--- What is being asked ---
Return all of the data exactly as given.

--- Listed records ---
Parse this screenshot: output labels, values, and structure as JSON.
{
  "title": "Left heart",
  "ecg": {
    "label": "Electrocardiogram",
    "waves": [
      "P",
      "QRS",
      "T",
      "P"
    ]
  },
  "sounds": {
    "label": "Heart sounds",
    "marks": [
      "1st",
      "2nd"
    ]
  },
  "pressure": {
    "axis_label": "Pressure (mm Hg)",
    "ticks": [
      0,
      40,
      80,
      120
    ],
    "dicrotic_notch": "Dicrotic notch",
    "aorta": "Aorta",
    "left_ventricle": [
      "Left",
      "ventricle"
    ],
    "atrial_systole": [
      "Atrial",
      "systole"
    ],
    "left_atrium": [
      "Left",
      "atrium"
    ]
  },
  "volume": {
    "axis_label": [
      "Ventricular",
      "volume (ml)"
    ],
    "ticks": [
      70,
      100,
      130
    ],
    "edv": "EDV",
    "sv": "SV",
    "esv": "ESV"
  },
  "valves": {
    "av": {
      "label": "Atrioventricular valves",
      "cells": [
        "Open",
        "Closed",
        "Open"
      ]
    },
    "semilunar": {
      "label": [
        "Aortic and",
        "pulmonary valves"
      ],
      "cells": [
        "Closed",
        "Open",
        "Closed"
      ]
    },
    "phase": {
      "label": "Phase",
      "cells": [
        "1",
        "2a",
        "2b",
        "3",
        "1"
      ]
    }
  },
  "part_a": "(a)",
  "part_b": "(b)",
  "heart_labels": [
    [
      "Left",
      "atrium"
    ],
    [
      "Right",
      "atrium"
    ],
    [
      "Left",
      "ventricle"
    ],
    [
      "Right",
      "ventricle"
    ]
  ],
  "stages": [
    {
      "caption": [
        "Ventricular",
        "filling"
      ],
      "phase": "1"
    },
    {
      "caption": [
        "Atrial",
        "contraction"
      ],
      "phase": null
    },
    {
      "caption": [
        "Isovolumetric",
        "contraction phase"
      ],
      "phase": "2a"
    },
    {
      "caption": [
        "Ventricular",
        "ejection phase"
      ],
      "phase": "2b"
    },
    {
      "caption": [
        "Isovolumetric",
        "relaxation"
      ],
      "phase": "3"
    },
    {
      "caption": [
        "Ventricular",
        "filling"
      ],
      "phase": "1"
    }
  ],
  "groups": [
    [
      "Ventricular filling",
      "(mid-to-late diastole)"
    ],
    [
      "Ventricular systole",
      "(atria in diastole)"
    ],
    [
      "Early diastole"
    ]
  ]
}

--- Exercise answer ---
Parse this screenshot: output labels, values, and structure as JSON.
{
  "title": "Left heart",
  "ecg": {
    "label": "Electrocardiogram",
    "waves": [
      "P",
      "QRS",
      "T",
      "P"
    ]
  },
  "sounds": {
    "label": "Heart sounds",
    "marks": [
      "1st",
      "2nd"
    ]
  },
  "pressure": {
    "axis_label": "Pressure (mm Hg)",
    "ticks": [
      0,
      40,
      80,
      120
    ],
    "dicrotic_notch": "Dicrotic notch",
    "aorta": "Aorta",
    "left_ventricle": [
      "Left",
      "ventricle"
    ],
    "atrial_systole": [
      "Atrial",
      "systole"
    ],
    "left_atrium": [
      "Left",
      "atrium"
    ]
  },
  "volume": {
    "axis_label": [
      "Ventricular",
      "volume (ml)"
    ],
    "ticks": [
      70,
      100,
      130
    ],
    "edv": "EDV",
    "sv": "SV",
    "esv": "ESV"
  },
  "valves": {
    "av": {
      "label": "Atrioventricular valves",
      "cells": [
        "Open",
        "Closed",
        "Open"
      ]
    },
    "semilunar": {
      "label": [
        "Aortic and",
        "pulmonary valves"
      ],
      "cells": [
        "Closed",
        "Open",
        "Closed"
      ]
    },
    "phase": {
      "label": "Phase",
      "cells": [
        "1",
        "2a",
        "2b",
        "3",
        "1"
      ]
    }
  },
  "part_a": "(a)",
  "part_b": "(b)",
  "heart_labels": [
    [
      "Left",
      "atrium"
    ],
    [
      "Right",
      "atrium"
    ],
    [
      "Left",
      "ventricle"
    ],
    [
      "Right",
      "ventricle"
    ]
  ],
  "stages": [
    {
      "caption": [
        "Ventricular",
        "filling"
      ],
      "phase": "1"
    },
    {
      "caption": [
        "Atrial",
        "contraction"
      ],
      "phase": null
    },
    {
      "caption": [
        "Isovolumetric",
        "contraction phase"
      ],
      "phase": "2a"
    },
    {
      "caption": [
        "Ventricular",
        "ejection phase"
      ],
      "phase": "2b"
    },
    {
      "caption": [
        "Isovolumetric",
        "relaxation"
      ],
      "phase": "3"
    },
    {
      "caption": [
        "Ventricular",
        "filling"
      ],
      "phase": "1"
    }
  ],
  "groups": [
    [
      "Ventricular filling",
      "(mid-to-late diastole)"
    ],
    [
      "Ventricular systole",
      "(atria in diastole)"
    ],
    [
      "Early diastole"
    ]
  ]
}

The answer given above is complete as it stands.